§ What this task involves: Give every entry again, unchanged, and leave its images out.

>> begin Provided data

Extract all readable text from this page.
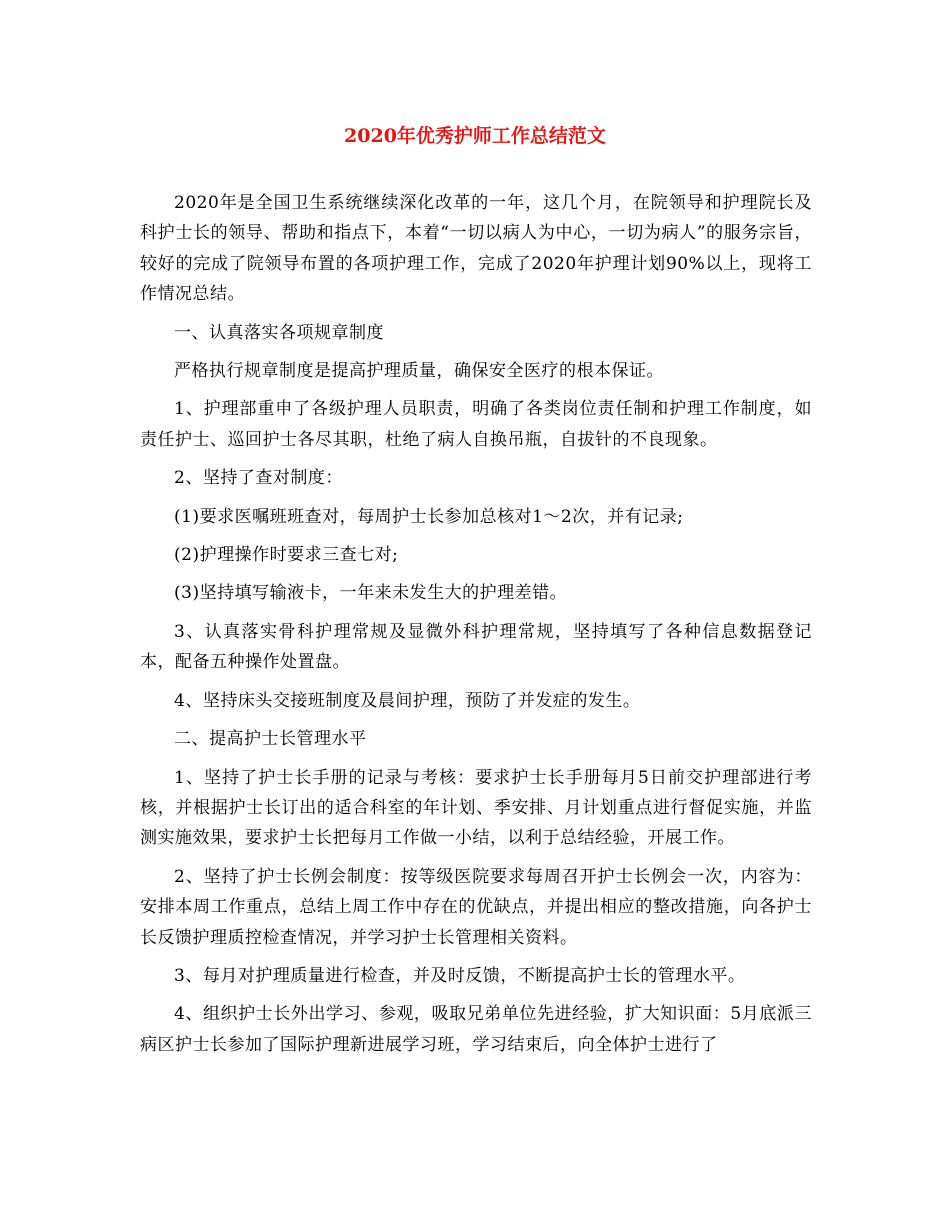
2020年优秀护师工作总结范文

2020年是全国卫生系统继续深化改革的一年，这几个月，在院领导和护理院长及科护士长的领导、帮助和指点下，本着“一切以病人为中心，一切为病人”的服务宗旨，较好的完成了院领导布置的各项护理工作，完成了2020年护理计划90%以上，现将工作情况总结。

一、认真落实各项规章制度

严格执行规章制度是提高护理质量，确保安全医疗的根本保证。

1、护理部重申了各级护理人员职责，明确了各类岗位责任制和护理工作制度，如责任护士、巡回护士各尽其职，杜绝了病人自换吊瓶，自拔针的不良现象。

2、坚持了查对制度：

(1)要求医嘱班班查对，每周护士长参加总核对1～2次，并有记录;

(2)护理操作时要求三查七对;

(3)坚持填写输液卡，一年来未发生大的护理差错。

3、认真落实骨科护理常规及显微外科护理常规，坚持填写了各种信息数据登记本，配备五种操作处置盘。

4、坚持床头交接班制度及晨间护理，预防了并发症的发生。

二、提高护士长管理水平

1、坚持了护士长手册的记录与考核：要求护士长手册每月5日前交护理部进行考核，并根据护士长订出的适合科室的年计划、季安排、月计划重点进行督促实施，并监测实施效果，要求护士长把每月工作做一小结，以利于总结经验，开展工作。

2、坚持了护士长例会制度：按等级医院要求每周召开护士长例会一次，内容为：安排本周工作重点，总结上周工作中存在的优缺点，并提出相应的整改措施，向各护士长反馈护理质控检查情况，并学习护士长管理相关资料。

3、每月对护理质量进行检查，并及时反馈，不断提高护士长的管理水平。

4、组织护士长外出学习、参观，吸取兄弟单位先进经验，扩大知识面：5月底派三病区护士长参加了国际护理新进展学习班，学习结束后，向全体护士进行了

>> end Provided data

§ Worked answer:
Extract all readable text from this page.
2020年优秀护师工作总结范文

2020年是全国卫生系统继续深化改革的一年，这几个月，在院领导和护理院长及科护士长的领导、帮助和指点下，本着“一切以病人为中心，一切为病人”的服务宗旨，较好的完成了院领导布置的各项护理工作，完成了2020年护理计划90%以上，现将工作情况总结。

一、认真落实各项规章制度

严格执行规章制度是提高护理质量，确保安全医疗的根本保证。

1、护理部重申了各级护理人员职责，明确了各类岗位责任制和护理工作制度，如责任护士、巡回护士各尽其职，杜绝了病人自换吊瓶，自拔针的不良现象。

2、坚持了查对制度：

(1)要求医嘱班班查对，每周护士长参加总核对1～2次，并有记录;

(2)护理操作时要求三查七对;

(3)坚持填写输液卡，一年来未发生大的护理差错。

3、认真落实骨科护理常规及显微外科护理常规，坚持填写了各种信息数据登记本，配备五种操作处置盘。

4、坚持床头交接班制度及晨间护理，预防了并发症的发生。

二、提高护士长管理水平

1、坚持了护士长手册的记录与考核：要求护士长手册每月5日前交护理部进行考核，并根据护士长订出的适合科室的年计划、季安排、月计划重点进行督促实施，并监测实施效果，要求护士长把每月工作做一小结，以利于总结经验，开展工作。

2、坚持了护士长例会制度：按等级医院要求每周召开护士长例会一次，内容为：安排本周工作重点，总结上周工作中存在的优缺点，并提出相应的整改措施，向各护士长反馈护理质控检查情况，并学习护士长管理相关资料。

3、每月对护理质量进行检查，并及时反馈，不断提高护士长的管理水平。

4、组织护士长外出学习、参观，吸取兄弟单位先进经验，扩大知识面：5月底派三病区护士长参加了国际护理新进展学习班，学习结束后，向全体护士进行了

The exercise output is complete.